Quote every line of the material beneath this one.

═══ DATA TO PROCESS

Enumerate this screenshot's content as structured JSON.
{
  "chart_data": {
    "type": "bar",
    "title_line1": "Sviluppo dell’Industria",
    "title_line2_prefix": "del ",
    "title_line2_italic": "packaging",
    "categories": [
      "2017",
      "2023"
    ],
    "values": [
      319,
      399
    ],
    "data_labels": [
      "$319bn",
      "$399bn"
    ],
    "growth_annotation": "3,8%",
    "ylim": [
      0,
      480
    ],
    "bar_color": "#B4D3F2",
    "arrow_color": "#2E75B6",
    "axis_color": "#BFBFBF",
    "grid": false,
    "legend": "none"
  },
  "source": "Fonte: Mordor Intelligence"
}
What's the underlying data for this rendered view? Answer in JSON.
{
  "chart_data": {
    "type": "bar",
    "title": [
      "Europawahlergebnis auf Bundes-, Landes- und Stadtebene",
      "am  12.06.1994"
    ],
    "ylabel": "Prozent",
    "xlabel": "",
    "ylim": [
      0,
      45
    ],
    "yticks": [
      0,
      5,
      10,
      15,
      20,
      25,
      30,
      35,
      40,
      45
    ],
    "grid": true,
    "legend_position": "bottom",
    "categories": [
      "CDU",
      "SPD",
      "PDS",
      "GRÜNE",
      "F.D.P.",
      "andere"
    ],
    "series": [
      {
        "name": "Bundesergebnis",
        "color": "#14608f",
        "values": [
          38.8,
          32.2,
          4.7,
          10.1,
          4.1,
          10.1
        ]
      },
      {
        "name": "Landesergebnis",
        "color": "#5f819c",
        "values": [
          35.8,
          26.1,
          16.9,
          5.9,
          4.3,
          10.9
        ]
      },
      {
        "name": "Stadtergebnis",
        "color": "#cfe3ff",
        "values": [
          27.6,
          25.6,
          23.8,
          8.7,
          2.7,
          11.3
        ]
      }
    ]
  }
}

══════

**OUTPUT FOR THIS TASK**
Enumerate this screenshot's content as structured JSON.
{
  "chart_data": {
    "type": "bar",
    "title_line1": "Sviluppo dell’Industria",
    "title_line2_prefix": "del ",
    "title_line2_italic": "packaging",
    "categories": [
      "2017",
      "2023"
    ],
    "values": [
      319,
      399
    ],
    "data_labels": [
      "$319bn",
      "$399bn"
    ],
    "growth_annotation": "3,8%",
    "ylim": [
      0,
      480
    ],
    "bar_color": "#B4D3F2",
    "arrow_color": "#2E75B6",
    "axis_color": "#BFBFBF",
    "grid": false,
    "legend": "none"
  },
  "source": "Fonte: Mordor Intelligence"
}
What's the underlying data for this rendered view? Answer in JSON.
{
  "chart_data": {
    "type": "bar",
    "title": [
      "Europawahlergebnis auf Bundes-, Landes- und Stadtebene",
      "am  12.06.1994"
    ],
    "ylabel": "Prozent",
    "xlabel": "",
    "ylim": [
      0,
      45
    ],
    "yticks": [
      0,
      5,
      10,
      15,
      20,
      25,
      30,
      35,
      40,
      45
    ],
    "grid": true,
    "legend_position": "bottom",
    "categories": [
      "CDU",
      "SPD",
      "PDS",
      "GRÜNE",
      "F.D.P.",
      "andere"
    ],
    "series": [
      {
        "name": "Bundesergebnis",
        "color": "#14608f",
        "values": [
          38.8,
          32.2,
          4.7,
          10.1,
          4.1,
          10.1
        ]
      },
      {
        "name": "Landesergebnis",
        "color": "#5f819c",
        "values": [
          35.8,
          26.1,
          16.9,
          5.9,
          4.3,
          10.9
        ]
      },
      {
        "name": "Stadtergebnis",
        "color": "#cfe3ff",
        "values": [
          27.6,
          25.6,
          23.8,
          8.7,
          2.7,
          11.3
        ]
      }
    ]
  }
}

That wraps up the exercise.